▸ TASK STATEMENT
Leave out the pictures and transcribe the rest of the records exactly.

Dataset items
[start]

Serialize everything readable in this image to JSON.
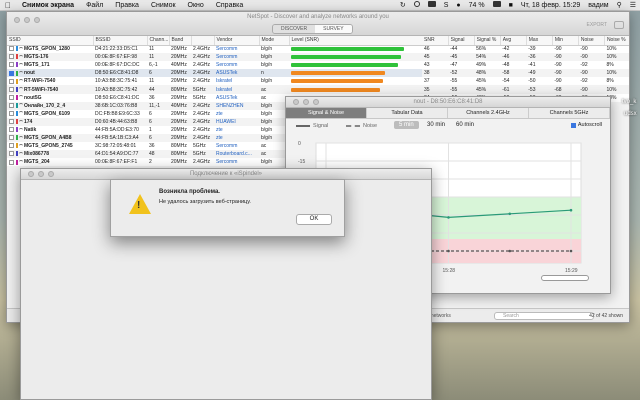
{
  "menubar": {
    "app": "Снимок экрана",
    "items": [
      "Файл",
      "Правка",
      "Снимок",
      "Окно",
      "Справка"
    ],
    "battery": "74 %",
    "datetime": "Чт, 18 февр.  15:29",
    "user": "вадим"
  },
  "main_window": {
    "title": "NetSpot - Discover and analyze networks around you",
    "mode_discover": "DISCOVER",
    "mode_survey": "SURVEY",
    "export": "EXPORT",
    "columns": [
      "SSID",
      "BSSID",
      "Chann...",
      "Band",
      "Vendor",
      "Mode",
      "Level (SNR)"
    ],
    "rows": [
      {
        "ssid": "MGTS_GPON_1280",
        "bssid": "D4:21:22:33:D5:C1",
        "channel": "11",
        "band": "20MHz",
        "freq": "2.4GHz",
        "vendor": "Sercomm",
        "mode": "b/g/n",
        "level": 0.86,
        "color": "g",
        "checked": false
      },
      {
        "ssid": "MGTS-176",
        "bssid": "00:0E:8F:67:EF:98",
        "channel": "11",
        "band": "20MHz",
        "freq": "2.4GHz",
        "vendor": "Sercomm",
        "mode": "b/g/n",
        "level": 0.84,
        "color": "g",
        "checked": false
      },
      {
        "ssid": "MGTS_171",
        "bssid": "00:0E:8F:67:DC:DC",
        "channel": "6,-1",
        "band": "40MHz",
        "freq": "2.4GHz",
        "vendor": "Sercomm",
        "mode": "b/g/n",
        "level": 0.82,
        "color": "g",
        "checked": false
      },
      {
        "ssid": "nout",
        "bssid": "D8:50:E6:C8:41:D8",
        "channel": "6",
        "band": "20MHz",
        "freq": "2.4GHz",
        "vendor": "ASUSTek",
        "mode": "n",
        "level": 0.72,
        "color": "o",
        "checked": true
      },
      {
        "ssid": "RT-WiFi-7540",
        "bssid": "10:A3:B8:3C:75:41",
        "channel": "11",
        "band": "20MHz",
        "freq": "2.4GHz",
        "vendor": "Iskratel",
        "mode": "b/g/n",
        "level": 0.7,
        "color": "o",
        "checked": false
      },
      {
        "ssid": "RT-5WiFi-7540",
        "bssid": "10:A3:B8:3C:75:42",
        "channel": "44",
        "band": "80MHz",
        "freq": "5GHz",
        "vendor": "Iskratel",
        "mode": "ac",
        "level": 0.68,
        "color": "o",
        "checked": false
      },
      {
        "ssid": "nout5G",
        "bssid": "D8:50:E6:C8:41:DC",
        "channel": "36",
        "band": "20MHz",
        "freq": "5GHz",
        "vendor": "ASUSTek",
        "mode": "ac",
        "level": 0.66,
        "color": "o",
        "checked": false
      },
      {
        "ssid": "Онлайн_170_2_4",
        "bssid": "38:6B:1C:03:76:B8",
        "channel": "11,-1",
        "band": "40MHz",
        "freq": "2.4GHz",
        "vendor": "SHENZHEN",
        "mode": "b/g/n",
        "level": 0.6,
        "color": "o",
        "checked": false
      },
      {
        "ssid": "MGTS_GPON_6109",
        "bssid": "DC:FB:B8:E9:6C:33",
        "channel": "6",
        "band": "20MHz",
        "freq": "2.4GHz",
        "vendor": "zte",
        "mode": "b/g/n",
        "level": 0.58,
        "color": "o",
        "checked": false
      },
      {
        "ssid": "174",
        "bssid": "D0:60:4B:44:63:B8",
        "channel": "6",
        "band": "20MHz",
        "freq": "2.4GHz",
        "vendor": "HUAWEI",
        "mode": "b/g/n",
        "level": 0.55,
        "color": "o",
        "checked": false
      },
      {
        "ssid": "Natik",
        "bssid": "44:FB:5A:DD:E3:70",
        "channel": "1",
        "band": "20MHz",
        "freq": "2.4GHz",
        "vendor": "zte",
        "mode": "b/g/n",
        "level": 0.53,
        "color": "o",
        "checked": false
      },
      {
        "ssid": "MGTS_GPON_A4B8",
        "bssid": "44:FB:5A:1B:C3:A4",
        "channel": "6",
        "band": "20MHz",
        "freq": "2.4GHz",
        "vendor": "zte",
        "mode": "b/g/n",
        "level": 0.5,
        "color": "o",
        "checked": false
      },
      {
        "ssid": "MGTS_GPON5_2745",
        "bssid": "3C:98:72:05:48:01",
        "channel": "36",
        "band": "80MHz",
        "freq": "5GHz",
        "vendor": "Sercomm",
        "mode": "ac",
        "level": 0.47,
        "color": "o",
        "checked": false
      },
      {
        "ssid": "Mix086778",
        "bssid": "64:D1:54:A9:DC:77",
        "channel": "48",
        "band": "80MHz",
        "freq": "5GHz",
        "vendor": "Routerboard.c...",
        "mode": "ac",
        "level": 0.45,
        "color": "o",
        "checked": false
      },
      {
        "ssid": "MGTS_204",
        "bssid": "00:0E:8F:67:EF:F1",
        "channel": "2",
        "band": "20MHz",
        "freq": "2.4GHz",
        "vendor": "Sercomm",
        "mode": "b/g/n",
        "level": 0.4,
        "color": "r",
        "checked": false
      }
    ],
    "right_columns": [
      "SNR",
      "Signal",
      "Signal %",
      "Avg",
      "Max",
      "Min",
      "Noise",
      "Noise %"
    ],
    "right_rows": [
      [
        "46",
        "-44",
        "56%",
        "-42",
        "-39",
        "-90",
        "-90",
        "10%"
      ],
      [
        "45",
        "-45",
        "54%",
        "-46",
        "-36",
        "-90",
        "-90",
        "10%"
      ],
      [
        "43",
        "-47",
        "49%",
        "-48",
        "-41",
        "-90",
        "-92",
        "8%"
      ],
      [
        "38",
        "-52",
        "48%",
        "-58",
        "-49",
        "-90",
        "-90",
        "10%"
      ],
      [
        "37",
        "-55",
        "45%",
        "-54",
        "-50",
        "-90",
        "-92",
        "8%"
      ],
      [
        "35",
        "-55",
        "45%",
        "-61",
        "-53",
        "-68",
        "-90",
        "10%"
      ],
      [
        "34",
        "-56",
        "43%",
        "-56",
        "-50",
        "-69",
        "-90",
        "10%"
      ]
    ],
    "hidden_networks": "er networks",
    "search_placeholder": "Search",
    "count": "42 of 42 shown"
  },
  "detail_window": {
    "title": "nout - D8:50:E6:C8:41:D8",
    "tabs": [
      "Signal & Noise",
      "Tabular Data",
      "Channels 2.4GHz",
      "Channels 5GHz"
    ],
    "legend_signal": "Signal",
    "legend_noise": "Noise",
    "ranges": [
      "5 min",
      "30 min",
      "60 min"
    ],
    "active_range": "5 min",
    "autoscroll": "Autoscroll"
  },
  "chart_data": {
    "type": "line",
    "ylabel": "",
    "ylim": [
      -100,
      0
    ],
    "y_ticks": [
      "0",
      "-15",
      "-30",
      "-45",
      "-60",
      "-75",
      "-90"
    ],
    "x_ticks": [
      "15:27",
      "15:28",
      "15:29"
    ],
    "x": [
      "15:27",
      "15:27:30",
      "15:28",
      "15:28:30",
      "15:29"
    ],
    "series": [
      {
        "name": "Signal",
        "values": [
          -58,
          -57,
          -62,
          -59,
          -56
        ]
      },
      {
        "name": "Noise",
        "values": [
          -90,
          -90,
          -90,
          -90,
          -90
        ]
      }
    ]
  },
  "dialog_window": {
    "title": "Подключение к «iSpindel»"
  },
  "alert": {
    "title": "Возникла проблема.",
    "message": "Не удалось загрузить веб-страницу.",
    "ok": "OK"
  },
  "desktop": {
    "label1": "tvo_k",
    "label2": "udsx"
  }
}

[end]

▸ WRITTEN REPLY
Serialize everything readable in this image to JSON.
{
  "menubar": {
    "app": "Снимок экрана",
    "items": [
      "Файл",
      "Правка",
      "Снимок",
      "Окно",
      "Справка"
    ],
    "battery": "74 %",
    "datetime": "Чт, 18 февр.  15:29",
    "user": "вадим"
  },
  "main_window": {
    "title": "NetSpot - Discover and analyze networks around you",
    "mode_discover": "DISCOVER",
    "mode_survey": "SURVEY",
    "export": "EXPORT",
    "columns": [
      "SSID",
      "BSSID",
      "Chann...",
      "Band",
      "Vendor",
      "Mode",
      "Level (SNR)"
    ],
    "rows": [
      {
        "ssid": "MGTS_GPON_1280",
        "bssid": "D4:21:22:33:D5:C1",
        "channel": "11",
        "band": "20MHz",
        "freq": "2.4GHz",
        "vendor": "Sercomm",
        "mode": "b/g/n",
        "level": 0.86,
        "color": "g",
        "checked": false
      },
      {
        "ssid": "MGTS-176",
        "bssid": "00:0E:8F:67:EF:98",
        "channel": "11",
        "band": "20MHz",
        "freq": "2.4GHz",
        "vendor": "Sercomm",
        "mode": "b/g/n",
        "level": 0.84,
        "color": "g",
        "checked": false
      },
      {
        "ssid": "MGTS_171",
        "bssid": "00:0E:8F:67:DC:DC",
        "channel": "6,-1",
        "band": "40MHz",
        "freq": "2.4GHz",
        "vendor": "Sercomm",
        "mode": "b/g/n",
        "level": 0.82,
        "color": "g",
        "checked": false
      },
      {
        "ssid": "nout",
        "bssid": "D8:50:E6:C8:41:D8",
        "channel": "6",
        "band": "20MHz",
        "freq": "2.4GHz",
        "vendor": "ASUSTek",
        "mode": "n",
        "level": 0.72,
        "color": "o",
        "checked": true
      },
      {
        "ssid": "RT-WiFi-7540",
        "bssid": "10:A3:B8:3C:75:41",
        "channel": "11",
        "band": "20MHz",
        "freq": "2.4GHz",
        "vendor": "Iskratel",
        "mode": "b/g/n",
        "level": 0.7,
        "color": "o",
        "checked": false
      },
      {
        "ssid": "RT-5WiFi-7540",
        "bssid": "10:A3:B8:3C:75:42",
        "channel": "44",
        "band": "80MHz",
        "freq": "5GHz",
        "vendor": "Iskratel",
        "mode": "ac",
        "level": 0.68,
        "color": "o",
        "checked": false
      },
      {
        "ssid": "nout5G",
        "bssid": "D8:50:E6:C8:41:DC",
        "channel": "36",
        "band": "20MHz",
        "freq": "5GHz",
        "vendor": "ASUSTek",
        "mode": "ac",
        "level": 0.66,
        "color": "o",
        "checked": false
      },
      {
        "ssid": "Онлайн_170_2_4",
        "bssid": "38:6B:1C:03:76:B8",
        "channel": "11,-1",
        "band": "40MHz",
        "freq": "2.4GHz",
        "vendor": "SHENZHEN",
        "mode": "b/g/n",
        "level": 0.6,
        "color": "o",
        "checked": false
      },
      {
        "ssid": "MGTS_GPON_6109",
        "bssid": "DC:FB:B8:E9:6C:33",
        "channel": "6",
        "band": "20MHz",
        "freq": "2.4GHz",
        "vendor": "zte",
        "mode": "b/g/n",
        "level": 0.58,
        "color": "o",
        "checked": false
      },
      {
        "ssid": "174",
        "bssid": "D0:60:4B:44:63:B8",
        "channel": "6",
        "band": "20MHz",
        "freq": "2.4GHz",
        "vendor": "HUAWEI",
        "mode": "b/g/n",
        "level": 0.55,
        "color": "o",
        "checked": false
      },
      {
        "ssid": "Natik",
        "bssid": "44:FB:5A:DD:E3:70",
        "channel": "1",
        "band": "20MHz",
        "freq": "2.4GHz",
        "vendor": "zte",
        "mode": "b/g/n",
        "level": 0.53,
        "color": "o",
        "checked": false
      },
      {
        "ssid": "MGTS_GPON_A4B8",
        "bssid": "44:FB:5A:1B:C3:A4",
        "channel": "6",
        "band": "20MHz",
        "freq": "2.4GHz",
        "vendor": "zte",
        "mode": "b/g/n",
        "level": 0.5,
        "color": "o",
        "checked": false
      },
      {
        "ssid": "MGTS_GPON5_2745",
        "bssid": "3C:98:72:05:48:01",
        "channel": "36",
        "band": "80MHz",
        "freq": "5GHz",
        "vendor": "Sercomm",
        "mode": "ac",
        "level": 0.47,
        "color": "o",
        "checked": false
      },
      {
        "ssid": "Mix086778",
        "bssid": "64:D1:54:A9:DC:77",
        "channel": "48",
        "band": "80MHz",
        "freq": "5GHz",
        "vendor": "Routerboard.c...",
        "mode": "ac",
        "level": 0.45,
        "color": "o",
        "checked": false
      },
      {
        "ssid": "MGTS_204",
        "bssid": "00:0E:8F:67:EF:F1",
        "channel": "2",
        "band": "20MHz",
        "freq": "2.4GHz",
        "vendor": "Sercomm",
        "mode": "b/g/n",
        "level": 0.4,
        "color": "r",
        "checked": false
      }
    ],
    "right_columns": [
      "SNR",
      "Signal",
      "Signal %",
      "Avg",
      "Max",
      "Min",
      "Noise",
      "Noise %"
    ],
    "right_rows": [
      [
        "46",
        "-44",
        "56%",
        "-42",
        "-39",
        "-90",
        "-90",
        "10%"
      ],
      [
        "45",
        "-45",
        "54%",
        "-46",
        "-36",
        "-90",
        "-90",
        "10%"
      ],
      [
        "43",
        "-47",
        "49%",
        "-48",
        "-41",
        "-90",
        "-92",
        "8%"
      ],
      [
        "38",
        "-52",
        "48%",
        "-58",
        "-49",
        "-90",
        "-90",
        "10%"
      ],
      [
        "37",
        "-55",
        "45%",
        "-54",
        "-50",
        "-90",
        "-92",
        "8%"
      ],
      [
        "35",
        "-55",
        "45%",
        "-61",
        "-53",
        "-68",
        "-90",
        "10%"
      ],
      [
        "34",
        "-56",
        "43%",
        "-56",
        "-50",
        "-69",
        "-90",
        "10%"
      ]
    ],
    "hidden_networks": "er networks",
    "search_placeholder": "Search",
    "count": "42 of 42 shown"
  },
  "detail_window": {
    "title": "nout - D8:50:E6:C8:41:D8",
    "tabs": [
      "Signal & Noise",
      "Tabular Data",
      "Channels 2.4GHz",
      "Channels 5GHz"
    ],
    "legend_signal": "Signal",
    "legend_noise": "Noise",
    "ranges": [
      "5 min",
      "30 min",
      "60 min"
    ],
    "active_range": "5 min",
    "autoscroll": "Autoscroll"
  },
  "chart_data": {
    "type": "line",
    "ylabel": "",
    "ylim": [
      -100,
      0
    ],
    "y_ticks": [
      "0",
      "-15",
      "-30",
      "-45",
      "-60",
      "-75",
      "-90"
    ],
    "x_ticks": [
      "15:27",
      "15:28",
      "15:29"
    ],
    "x": [
      "15:27",
      "15:27:30",
      "15:28",
      "15:28:30",
      "15:29"
    ],
    "series": [
      {
        "name": "Signal",
        "values": [
          -58,
          -57,
          -62,
          -59,
          -56
        ]
      },
      {
        "name": "Noise",
        "values": [
          -90,
          -90,
          -90,
          -90,
          -90
        ]
      }
    ]
  },
  "dialog_window": {
    "title": "Подключение к «iSpindel»"
  },
  "alert": {
    "title": "Возникла проблема.",
    "message": "Не удалось загрузить веб-страницу.",
    "ok": "OK"
  },
  "desktop": {
    "label1": "tvo_k",
    "label2": "udsx"
  }
}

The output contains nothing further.